[Saved entries]
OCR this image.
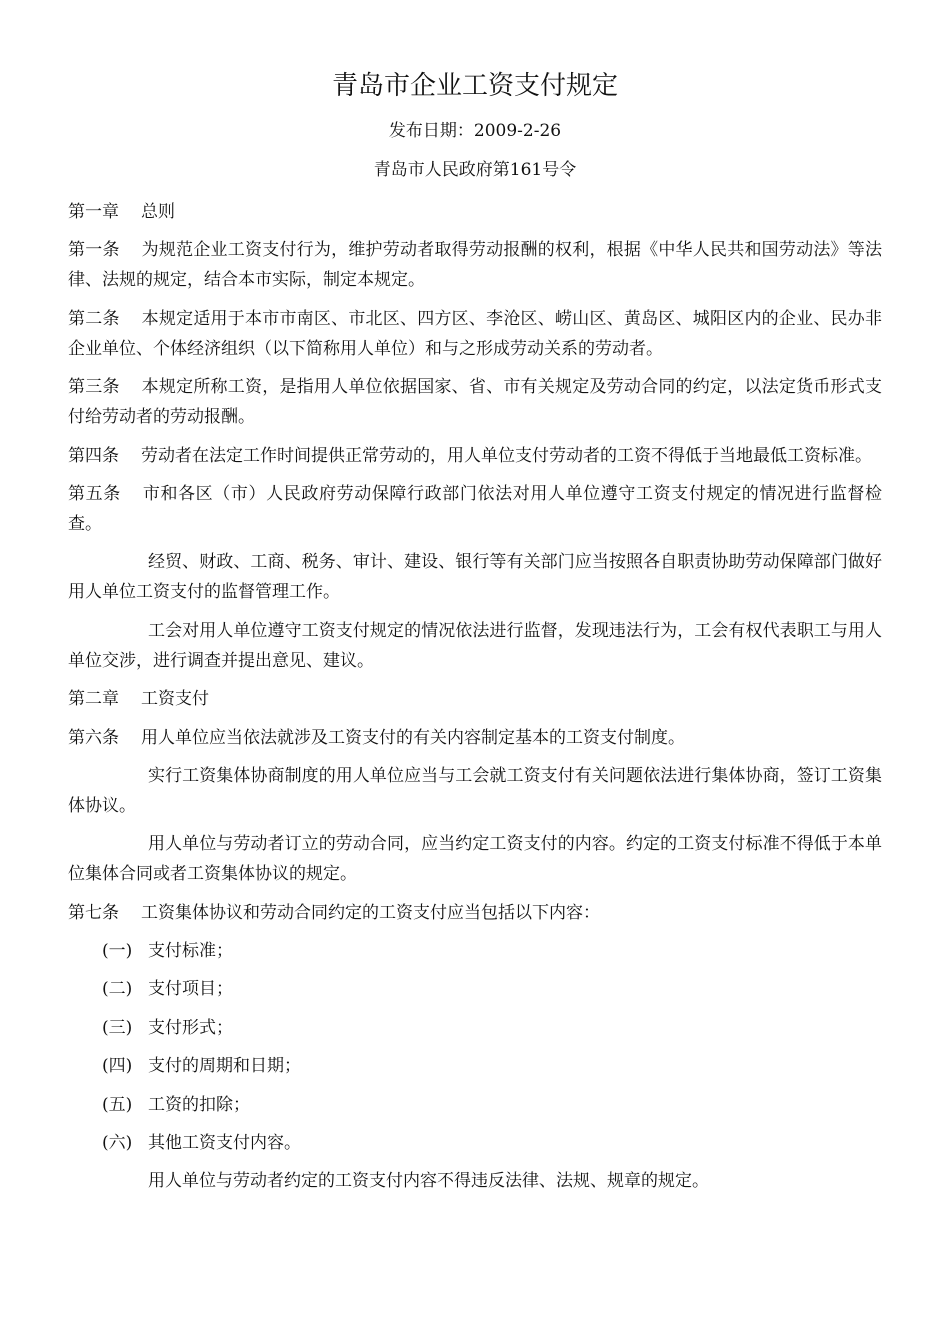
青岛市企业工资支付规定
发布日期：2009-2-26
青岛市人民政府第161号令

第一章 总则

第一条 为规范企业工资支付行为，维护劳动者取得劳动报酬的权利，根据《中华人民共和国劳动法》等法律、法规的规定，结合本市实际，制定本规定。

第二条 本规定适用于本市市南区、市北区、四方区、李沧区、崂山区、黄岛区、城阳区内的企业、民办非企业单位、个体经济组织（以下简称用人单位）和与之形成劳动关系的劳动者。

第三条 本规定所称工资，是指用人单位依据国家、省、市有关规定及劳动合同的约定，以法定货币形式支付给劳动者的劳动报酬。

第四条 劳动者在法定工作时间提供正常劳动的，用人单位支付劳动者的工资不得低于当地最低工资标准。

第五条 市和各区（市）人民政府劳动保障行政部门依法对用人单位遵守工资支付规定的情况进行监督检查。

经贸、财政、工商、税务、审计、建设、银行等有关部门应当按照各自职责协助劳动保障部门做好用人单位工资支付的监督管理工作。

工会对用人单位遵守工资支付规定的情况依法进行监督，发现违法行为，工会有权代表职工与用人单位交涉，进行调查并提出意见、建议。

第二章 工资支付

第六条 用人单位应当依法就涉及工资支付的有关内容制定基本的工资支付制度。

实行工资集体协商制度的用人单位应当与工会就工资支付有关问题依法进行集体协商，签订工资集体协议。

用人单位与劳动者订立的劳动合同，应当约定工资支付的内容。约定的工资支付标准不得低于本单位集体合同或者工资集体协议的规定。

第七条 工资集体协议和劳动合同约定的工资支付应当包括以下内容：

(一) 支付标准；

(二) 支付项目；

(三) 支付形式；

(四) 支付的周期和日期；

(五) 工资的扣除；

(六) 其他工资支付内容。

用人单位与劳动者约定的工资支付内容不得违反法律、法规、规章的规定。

Given request — Restate the data above word for word. Do not include the images.

Problem solution —
OCR this image.
青岛市企业工资支付规定
发布日期：2009-2-26
青岛市人民政府第161号令

第一章 总则

第一条 为规范企业工资支付行为，维护劳动者取得劳动报酬的权利，根据《中华人民共和国劳动法》等法律、法规的规定，结合本市实际，制定本规定。

第二条 本规定适用于本市市南区、市北区、四方区、李沧区、崂山区、黄岛区、城阳区内的企业、民办非企业单位、个体经济组织（以下简称用人单位）和与之形成劳动关系的劳动者。

第三条 本规定所称工资，是指用人单位依据国家、省、市有关规定及劳动合同的约定，以法定货币形式支付给劳动者的劳动报酬。

第四条 劳动者在法定工作时间提供正常劳动的，用人单位支付劳动者的工资不得低于当地最低工资标准。

第五条 市和各区（市）人民政府劳动保障行政部门依法对用人单位遵守工资支付规定的情况进行监督检查。

经贸、财政、工商、税务、审计、建设、银行等有关部门应当按照各自职责协助劳动保障部门做好用人单位工资支付的监督管理工作。

工会对用人单位遵守工资支付规定的情况依法进行监督，发现违法行为，工会有权代表职工与用人单位交涉，进行调查并提出意见、建议。

第二章 工资支付

第六条 用人单位应当依法就涉及工资支付的有关内容制定基本的工资支付制度。

实行工资集体协商制度的用人单位应当与工会就工资支付有关问题依法进行集体协商，签订工资集体协议。

用人单位与劳动者订立的劳动合同，应当约定工资支付的内容。约定的工资支付标准不得低于本单位集体合同或者工资集体协议的规定。

第七条 工资集体协议和劳动合同约定的工资支付应当包括以下内容：

(一) 支付标准；

(二) 支付项目；

(三) 支付形式；

(四) 支付的周期和日期；

(五) 工资的扣除；

(六) 其他工资支付内容。

用人单位与劳动者约定的工资支付内容不得违反法律、法规、规章的规定。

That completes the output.